• YOUR TASK
The records below are to be repeated in full, exactly as they are.

• RECORDED DATA
>> begin

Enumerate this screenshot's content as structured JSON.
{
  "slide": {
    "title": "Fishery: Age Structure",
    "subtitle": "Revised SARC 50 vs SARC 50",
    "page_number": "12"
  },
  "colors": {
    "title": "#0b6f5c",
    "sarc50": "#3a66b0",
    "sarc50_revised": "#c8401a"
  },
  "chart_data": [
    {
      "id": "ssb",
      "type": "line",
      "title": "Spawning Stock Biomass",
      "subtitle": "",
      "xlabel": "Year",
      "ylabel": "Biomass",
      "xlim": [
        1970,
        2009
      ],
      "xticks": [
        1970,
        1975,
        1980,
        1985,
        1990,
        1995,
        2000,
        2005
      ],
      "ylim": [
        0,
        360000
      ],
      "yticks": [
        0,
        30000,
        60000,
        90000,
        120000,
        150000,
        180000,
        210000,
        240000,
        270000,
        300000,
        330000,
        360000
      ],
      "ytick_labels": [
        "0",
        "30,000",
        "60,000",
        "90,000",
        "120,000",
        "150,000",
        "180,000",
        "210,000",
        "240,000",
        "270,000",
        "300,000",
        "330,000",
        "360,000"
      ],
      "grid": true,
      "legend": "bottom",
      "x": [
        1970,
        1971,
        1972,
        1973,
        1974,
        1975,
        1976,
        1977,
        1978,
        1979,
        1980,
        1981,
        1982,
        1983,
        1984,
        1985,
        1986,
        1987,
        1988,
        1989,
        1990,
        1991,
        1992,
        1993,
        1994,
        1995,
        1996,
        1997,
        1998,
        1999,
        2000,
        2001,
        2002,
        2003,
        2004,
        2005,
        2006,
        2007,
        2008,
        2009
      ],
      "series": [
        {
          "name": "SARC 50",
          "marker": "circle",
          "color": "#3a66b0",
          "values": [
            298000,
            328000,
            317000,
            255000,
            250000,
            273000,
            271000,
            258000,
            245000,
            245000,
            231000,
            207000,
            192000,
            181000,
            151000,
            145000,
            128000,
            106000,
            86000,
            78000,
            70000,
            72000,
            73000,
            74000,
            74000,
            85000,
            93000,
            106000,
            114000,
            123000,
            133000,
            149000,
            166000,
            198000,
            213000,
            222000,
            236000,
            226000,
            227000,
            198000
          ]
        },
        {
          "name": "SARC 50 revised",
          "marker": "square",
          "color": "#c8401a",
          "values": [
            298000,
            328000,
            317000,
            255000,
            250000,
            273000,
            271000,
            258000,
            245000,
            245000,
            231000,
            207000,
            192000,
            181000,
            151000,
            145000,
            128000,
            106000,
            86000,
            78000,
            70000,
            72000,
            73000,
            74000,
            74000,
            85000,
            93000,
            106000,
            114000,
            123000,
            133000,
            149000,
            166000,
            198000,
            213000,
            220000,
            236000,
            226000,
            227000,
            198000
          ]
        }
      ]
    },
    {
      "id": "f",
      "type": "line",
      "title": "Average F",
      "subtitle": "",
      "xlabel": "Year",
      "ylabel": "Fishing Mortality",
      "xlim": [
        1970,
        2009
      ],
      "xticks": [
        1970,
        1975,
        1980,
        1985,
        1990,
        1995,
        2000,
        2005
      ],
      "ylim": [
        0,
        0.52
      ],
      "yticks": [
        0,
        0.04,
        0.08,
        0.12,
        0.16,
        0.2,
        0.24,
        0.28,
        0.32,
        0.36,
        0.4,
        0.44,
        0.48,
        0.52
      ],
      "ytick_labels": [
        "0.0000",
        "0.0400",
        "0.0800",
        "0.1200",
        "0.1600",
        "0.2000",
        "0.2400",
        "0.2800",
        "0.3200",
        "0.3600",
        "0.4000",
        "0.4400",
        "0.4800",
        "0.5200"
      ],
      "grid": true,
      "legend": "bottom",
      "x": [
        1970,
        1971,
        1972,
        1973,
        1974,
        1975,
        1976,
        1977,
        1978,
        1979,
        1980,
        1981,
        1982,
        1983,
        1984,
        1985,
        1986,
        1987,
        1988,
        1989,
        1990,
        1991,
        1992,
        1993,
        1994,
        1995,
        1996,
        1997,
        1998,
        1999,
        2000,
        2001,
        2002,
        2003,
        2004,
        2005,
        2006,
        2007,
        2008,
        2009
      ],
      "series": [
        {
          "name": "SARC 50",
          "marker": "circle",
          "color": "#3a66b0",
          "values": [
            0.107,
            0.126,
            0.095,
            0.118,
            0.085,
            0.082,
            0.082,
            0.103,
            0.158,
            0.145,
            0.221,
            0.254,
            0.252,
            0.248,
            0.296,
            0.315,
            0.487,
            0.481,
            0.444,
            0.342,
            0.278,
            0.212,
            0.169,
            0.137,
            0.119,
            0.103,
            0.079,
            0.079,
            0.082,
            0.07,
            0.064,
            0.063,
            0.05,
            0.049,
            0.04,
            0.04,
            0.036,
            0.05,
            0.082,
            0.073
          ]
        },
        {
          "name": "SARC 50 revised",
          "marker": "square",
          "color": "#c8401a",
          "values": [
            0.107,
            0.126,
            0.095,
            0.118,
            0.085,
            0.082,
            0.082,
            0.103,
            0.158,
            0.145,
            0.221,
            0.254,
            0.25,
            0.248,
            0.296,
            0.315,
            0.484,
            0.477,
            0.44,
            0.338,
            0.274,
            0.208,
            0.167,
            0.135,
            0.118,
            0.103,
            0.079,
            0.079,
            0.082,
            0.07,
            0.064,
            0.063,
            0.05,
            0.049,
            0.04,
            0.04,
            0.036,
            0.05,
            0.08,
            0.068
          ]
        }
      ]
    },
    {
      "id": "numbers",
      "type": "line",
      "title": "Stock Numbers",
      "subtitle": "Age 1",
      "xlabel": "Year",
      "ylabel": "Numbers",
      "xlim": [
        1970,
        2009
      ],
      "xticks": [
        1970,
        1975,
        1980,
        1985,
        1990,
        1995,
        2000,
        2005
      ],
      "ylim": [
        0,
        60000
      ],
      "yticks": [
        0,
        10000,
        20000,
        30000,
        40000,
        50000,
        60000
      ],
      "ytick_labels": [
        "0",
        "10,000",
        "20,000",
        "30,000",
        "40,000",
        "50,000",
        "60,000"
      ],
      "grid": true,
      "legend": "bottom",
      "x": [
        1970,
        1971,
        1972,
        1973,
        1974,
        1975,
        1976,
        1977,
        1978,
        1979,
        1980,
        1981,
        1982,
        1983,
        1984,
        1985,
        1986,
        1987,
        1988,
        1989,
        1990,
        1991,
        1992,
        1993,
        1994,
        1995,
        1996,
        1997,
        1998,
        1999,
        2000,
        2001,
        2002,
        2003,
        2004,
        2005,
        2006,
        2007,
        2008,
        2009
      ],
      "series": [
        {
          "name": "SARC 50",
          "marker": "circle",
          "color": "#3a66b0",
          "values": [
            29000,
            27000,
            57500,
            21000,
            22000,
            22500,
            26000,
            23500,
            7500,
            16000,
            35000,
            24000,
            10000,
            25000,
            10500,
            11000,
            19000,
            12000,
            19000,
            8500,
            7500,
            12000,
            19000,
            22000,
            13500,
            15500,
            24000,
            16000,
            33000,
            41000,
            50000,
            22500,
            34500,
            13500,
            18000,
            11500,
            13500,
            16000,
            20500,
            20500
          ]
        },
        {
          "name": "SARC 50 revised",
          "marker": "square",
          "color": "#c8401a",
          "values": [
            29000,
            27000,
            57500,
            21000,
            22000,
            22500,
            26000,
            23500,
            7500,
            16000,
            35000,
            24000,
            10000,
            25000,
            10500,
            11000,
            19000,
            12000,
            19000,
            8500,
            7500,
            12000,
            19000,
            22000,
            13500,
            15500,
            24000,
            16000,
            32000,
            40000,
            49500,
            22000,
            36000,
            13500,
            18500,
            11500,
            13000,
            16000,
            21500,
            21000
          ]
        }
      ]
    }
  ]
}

>> end

• FINISHED ANSWER
Enumerate this screenshot's content as structured JSON.
{
  "slide": {
    "title": "Fishery: Age Structure",
    "subtitle": "Revised SARC 50 vs SARC 50",
    "page_number": "12"
  },
  "colors": {
    "title": "#0b6f5c",
    "sarc50": "#3a66b0",
    "sarc50_revised": "#c8401a"
  },
  "chart_data": [
    {
      "id": "ssb",
      "type": "line",
      "title": "Spawning Stock Biomass",
      "subtitle": "",
      "xlabel": "Year",
      "ylabel": "Biomass",
      "xlim": [
        1970,
        2009
      ],
      "xticks": [
        1970,
        1975,
        1980,
        1985,
        1990,
        1995,
        2000,
        2005
      ],
      "ylim": [
        0,
        360000
      ],
      "yticks": [
        0,
        30000,
        60000,
        90000,
        120000,
        150000,
        180000,
        210000,
        240000,
        270000,
        300000,
        330000,
        360000
      ],
      "ytick_labels": [
        "0",
        "30,000",
        "60,000",
        "90,000",
        "120,000",
        "150,000",
        "180,000",
        "210,000",
        "240,000",
        "270,000",
        "300,000",
        "330,000",
        "360,000"
      ],
      "grid": true,
      "legend": "bottom",
      "x": [
        1970,
        1971,
        1972,
        1973,
        1974,
        1975,
        1976,
        1977,
        1978,
        1979,
        1980,
        1981,
        1982,
        1983,
        1984,
        1985,
        1986,
        1987,
        1988,
        1989,
        1990,
        1991,
        1992,
        1993,
        1994,
        1995,
        1996,
        1997,
        1998,
        1999,
        2000,
        2001,
        2002,
        2003,
        2004,
        2005,
        2006,
        2007,
        2008,
        2009
      ],
      "series": [
        {
          "name": "SARC 50",
          "marker": "circle",
          "color": "#3a66b0",
          "values": [
            298000,
            328000,
            317000,
            255000,
            250000,
            273000,
            271000,
            258000,
            245000,
            245000,
            231000,
            207000,
            192000,
            181000,
            151000,
            145000,
            128000,
            106000,
            86000,
            78000,
            70000,
            72000,
            73000,
            74000,
            74000,
            85000,
            93000,
            106000,
            114000,
            123000,
            133000,
            149000,
            166000,
            198000,
            213000,
            222000,
            236000,
            226000,
            227000,
            198000
          ]
        },
        {
          "name": "SARC 50 revised",
          "marker": "square",
          "color": "#c8401a",
          "values": [
            298000,
            328000,
            317000,
            255000,
            250000,
            273000,
            271000,
            258000,
            245000,
            245000,
            231000,
            207000,
            192000,
            181000,
            151000,
            145000,
            128000,
            106000,
            86000,
            78000,
            70000,
            72000,
            73000,
            74000,
            74000,
            85000,
            93000,
            106000,
            114000,
            123000,
            133000,
            149000,
            166000,
            198000,
            213000,
            220000,
            236000,
            226000,
            227000,
            198000
          ]
        }
      ]
    },
    {
      "id": "f",
      "type": "line",
      "title": "Average F",
      "subtitle": "",
      "xlabel": "Year",
      "ylabel": "Fishing Mortality",
      "xlim": [
        1970,
        2009
      ],
      "xticks": [
        1970,
        1975,
        1980,
        1985,
        1990,
        1995,
        2000,
        2005
      ],
      "ylim": [
        0,
        0.52
      ],
      "yticks": [
        0,
        0.04,
        0.08,
        0.12,
        0.16,
        0.2,
        0.24,
        0.28,
        0.32,
        0.36,
        0.4,
        0.44,
        0.48,
        0.52
      ],
      "ytick_labels": [
        "0.0000",
        "0.0400",
        "0.0800",
        "0.1200",
        "0.1600",
        "0.2000",
        "0.2400",
        "0.2800",
        "0.3200",
        "0.3600",
        "0.4000",
        "0.4400",
        "0.4800",
        "0.5200"
      ],
      "grid": true,
      "legend": "bottom",
      "x": [
        1970,
        1971,
        1972,
        1973,
        1974,
        1975,
        1976,
        1977,
        1978,
        1979,
        1980,
        1981,
        1982,
        1983,
        1984,
        1985,
        1986,
        1987,
        1988,
        1989,
        1990,
        1991,
        1992,
        1993,
        1994,
        1995,
        1996,
        1997,
        1998,
        1999,
        2000,
        2001,
        2002,
        2003,
        2004,
        2005,
        2006,
        2007,
        2008,
        2009
      ],
      "series": [
        {
          "name": "SARC 50",
          "marker": "circle",
          "color": "#3a66b0",
          "values": [
            0.107,
            0.126,
            0.095,
            0.118,
            0.085,
            0.082,
            0.082,
            0.103,
            0.158,
            0.145,
            0.221,
            0.254,
            0.252,
            0.248,
            0.296,
            0.315,
            0.487,
            0.481,
            0.444,
            0.342,
            0.278,
            0.212,
            0.169,
            0.137,
            0.119,
            0.103,
            0.079,
            0.079,
            0.082,
            0.07,
            0.064,
            0.063,
            0.05,
            0.049,
            0.04,
            0.04,
            0.036,
            0.05,
            0.082,
            0.073
          ]
        },
        {
          "name": "SARC 50 revised",
          "marker": "square",
          "color": "#c8401a",
          "values": [
            0.107,
            0.126,
            0.095,
            0.118,
            0.085,
            0.082,
            0.082,
            0.103,
            0.158,
            0.145,
            0.221,
            0.254,
            0.25,
            0.248,
            0.296,
            0.315,
            0.484,
            0.477,
            0.44,
            0.338,
            0.274,
            0.208,
            0.167,
            0.135,
            0.118,
            0.103,
            0.079,
            0.079,
            0.082,
            0.07,
            0.064,
            0.063,
            0.05,
            0.049,
            0.04,
            0.04,
            0.036,
            0.05,
            0.08,
            0.068
          ]
        }
      ]
    },
    {
      "id": "numbers",
      "type": "line",
      "title": "Stock Numbers",
      "subtitle": "Age 1",
      "xlabel": "Year",
      "ylabel": "Numbers",
      "xlim": [
        1970,
        2009
      ],
      "xticks": [
        1970,
        1975,
        1980,
        1985,
        1990,
        1995,
        2000,
        2005
      ],
      "ylim": [
        0,
        60000
      ],
      "yticks": [
        0,
        10000,
        20000,
        30000,
        40000,
        50000,
        60000
      ],
      "ytick_labels": [
        "0",
        "10,000",
        "20,000",
        "30,000",
        "40,000",
        "50,000",
        "60,000"
      ],
      "grid": true,
      "legend": "bottom",
      "x": [
        1970,
        1971,
        1972,
        1973,
        1974,
        1975,
        1976,
        1977,
        1978,
        1979,
        1980,
        1981,
        1982,
        1983,
        1984,
        1985,
        1986,
        1987,
        1988,
        1989,
        1990,
        1991,
        1992,
        1993,
        1994,
        1995,
        1996,
        1997,
        1998,
        1999,
        2000,
        2001,
        2002,
        2003,
        2004,
        2005,
        2006,
        2007,
        2008,
        2009
      ],
      "series": [
        {
          "name": "SARC 50",
          "marker": "circle",
          "color": "#3a66b0",
          "values": [
            29000,
            27000,
            57500,
            21000,
            22000,
            22500,
            26000,
            23500,
            7500,
            16000,
            35000,
            24000,
            10000,
            25000,
            10500,
            11000,
            19000,
            12000,
            19000,
            8500,
            7500,
            12000,
            19000,
            22000,
            13500,
            15500,
            24000,
            16000,
            33000,
            41000,
            50000,
            22500,
            34500,
            13500,
            18000,
            11500,
            13500,
            16000,
            20500,
            20500
          ]
        },
        {
          "name": "SARC 50 revised",
          "marker": "square",
          "color": "#c8401a",
          "values": [
            29000,
            27000,
            57500,
            21000,
            22000,
            22500,
            26000,
            23500,
            7500,
            16000,
            35000,
            24000,
            10000,
            25000,
            10500,
            11000,
            19000,
            12000,
            19000,
            8500,
            7500,
            12000,
            19000,
            22000,
            13500,
            15500,
            24000,
            16000,
            32000,
            40000,
            49500,
            22000,
            36000,
            13500,
            18500,
            11500,
            13000,
            16000,
            21500,
            21000
          ]
        }
      ]
    }
  ]
}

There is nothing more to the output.